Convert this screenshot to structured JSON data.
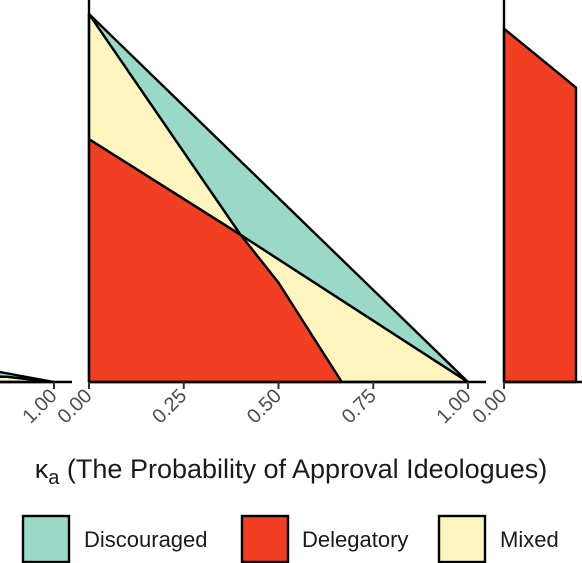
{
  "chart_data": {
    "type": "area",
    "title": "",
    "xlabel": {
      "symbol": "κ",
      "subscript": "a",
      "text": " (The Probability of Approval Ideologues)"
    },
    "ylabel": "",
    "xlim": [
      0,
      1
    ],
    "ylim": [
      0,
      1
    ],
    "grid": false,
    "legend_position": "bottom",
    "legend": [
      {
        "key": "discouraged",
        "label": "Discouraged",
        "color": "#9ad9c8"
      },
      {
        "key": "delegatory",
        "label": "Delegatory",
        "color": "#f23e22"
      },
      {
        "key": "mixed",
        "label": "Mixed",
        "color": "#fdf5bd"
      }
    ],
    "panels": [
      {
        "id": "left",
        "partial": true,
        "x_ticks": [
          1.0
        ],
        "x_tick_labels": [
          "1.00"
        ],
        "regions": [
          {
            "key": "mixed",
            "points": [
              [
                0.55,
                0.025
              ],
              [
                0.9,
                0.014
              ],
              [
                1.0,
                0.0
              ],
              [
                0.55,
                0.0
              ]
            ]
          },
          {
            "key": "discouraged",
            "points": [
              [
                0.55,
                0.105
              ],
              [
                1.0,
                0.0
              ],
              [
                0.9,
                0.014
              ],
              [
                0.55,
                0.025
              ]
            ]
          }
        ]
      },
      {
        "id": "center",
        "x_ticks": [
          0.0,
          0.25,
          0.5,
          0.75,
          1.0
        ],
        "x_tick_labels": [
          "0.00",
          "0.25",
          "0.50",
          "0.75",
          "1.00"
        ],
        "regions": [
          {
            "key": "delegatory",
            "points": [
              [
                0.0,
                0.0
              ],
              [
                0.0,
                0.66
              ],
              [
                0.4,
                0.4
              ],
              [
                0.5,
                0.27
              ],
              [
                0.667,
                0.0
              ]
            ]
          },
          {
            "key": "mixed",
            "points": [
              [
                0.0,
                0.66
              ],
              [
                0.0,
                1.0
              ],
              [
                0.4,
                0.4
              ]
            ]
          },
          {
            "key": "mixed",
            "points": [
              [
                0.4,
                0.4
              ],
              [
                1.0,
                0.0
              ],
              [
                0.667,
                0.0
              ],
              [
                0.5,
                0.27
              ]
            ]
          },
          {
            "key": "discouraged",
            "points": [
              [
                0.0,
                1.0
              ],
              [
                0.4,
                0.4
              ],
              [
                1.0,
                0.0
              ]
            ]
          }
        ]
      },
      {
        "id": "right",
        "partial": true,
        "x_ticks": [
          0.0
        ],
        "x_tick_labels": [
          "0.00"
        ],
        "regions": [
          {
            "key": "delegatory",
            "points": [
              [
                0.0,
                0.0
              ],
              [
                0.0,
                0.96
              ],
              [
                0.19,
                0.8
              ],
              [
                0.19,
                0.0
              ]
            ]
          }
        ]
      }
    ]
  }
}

++++++++

GOAL
Reproduce all the entries that precede this task, word for word, minus any pictures.

TASK SOLUTION
Convert this screenshot to structured JSON data.
{
  "chart_data": {
    "type": "area",
    "title": "",
    "xlabel": {
      "symbol": "κ",
      "subscript": "a",
      "text": " (The Probability of Approval Ideologues)"
    },
    "ylabel": "",
    "xlim": [
      0,
      1
    ],
    "ylim": [
      0,
      1
    ],
    "grid": false,
    "legend_position": "bottom",
    "legend": [
      {
        "key": "discouraged",
        "label": "Discouraged",
        "color": "#9ad9c8"
      },
      {
        "key": "delegatory",
        "label": "Delegatory",
        "color": "#f23e22"
      },
      {
        "key": "mixed",
        "label": "Mixed",
        "color": "#fdf5bd"
      }
    ],
    "panels": [
      {
        "id": "left",
        "partial": true,
        "x_ticks": [
          1.0
        ],
        "x_tick_labels": [
          "1.00"
        ],
        "regions": [
          {
            "key": "mixed",
            "points": [
              [
                0.55,
                0.025
              ],
              [
                0.9,
                0.014
              ],
              [
                1.0,
                0.0
              ],
              [
                0.55,
                0.0
              ]
            ]
          },
          {
            "key": "discouraged",
            "points": [
              [
                0.55,
                0.105
              ],
              [
                1.0,
                0.0
              ],
              [
                0.9,
                0.014
              ],
              [
                0.55,
                0.025
              ]
            ]
          }
        ]
      },
      {
        "id": "center",
        "x_ticks": [
          0.0,
          0.25,
          0.5,
          0.75,
          1.0
        ],
        "x_tick_labels": [
          "0.00",
          "0.25",
          "0.50",
          "0.75",
          "1.00"
        ],
        "regions": [
          {
            "key": "delegatory",
            "points": [
              [
                0.0,
                0.0
              ],
              [
                0.0,
                0.66
              ],
              [
                0.4,
                0.4
              ],
              [
                0.5,
                0.27
              ],
              [
                0.667,
                0.0
              ]
            ]
          },
          {
            "key": "mixed",
            "points": [
              [
                0.0,
                0.66
              ],
              [
                0.0,
                1.0
              ],
              [
                0.4,
                0.4
              ]
            ]
          },
          {
            "key": "mixed",
            "points": [
              [
                0.4,
                0.4
              ],
              [
                1.0,
                0.0
              ],
              [
                0.667,
                0.0
              ],
              [
                0.5,
                0.27
              ]
            ]
          },
          {
            "key": "discouraged",
            "points": [
              [
                0.0,
                1.0
              ],
              [
                0.4,
                0.4
              ],
              [
                1.0,
                0.0
              ]
            ]
          }
        ]
      },
      {
        "id": "right",
        "partial": true,
        "x_ticks": [
          0.0
        ],
        "x_tick_labels": [
          "0.00"
        ],
        "regions": [
          {
            "key": "delegatory",
            "points": [
              [
                0.0,
                0.0
              ],
              [
                0.0,
                0.96
              ],
              [
                0.19,
                0.8
              ],
              [
                0.19,
                0.0
              ]
            ]
          }
        ]
      }
    ]
  }
}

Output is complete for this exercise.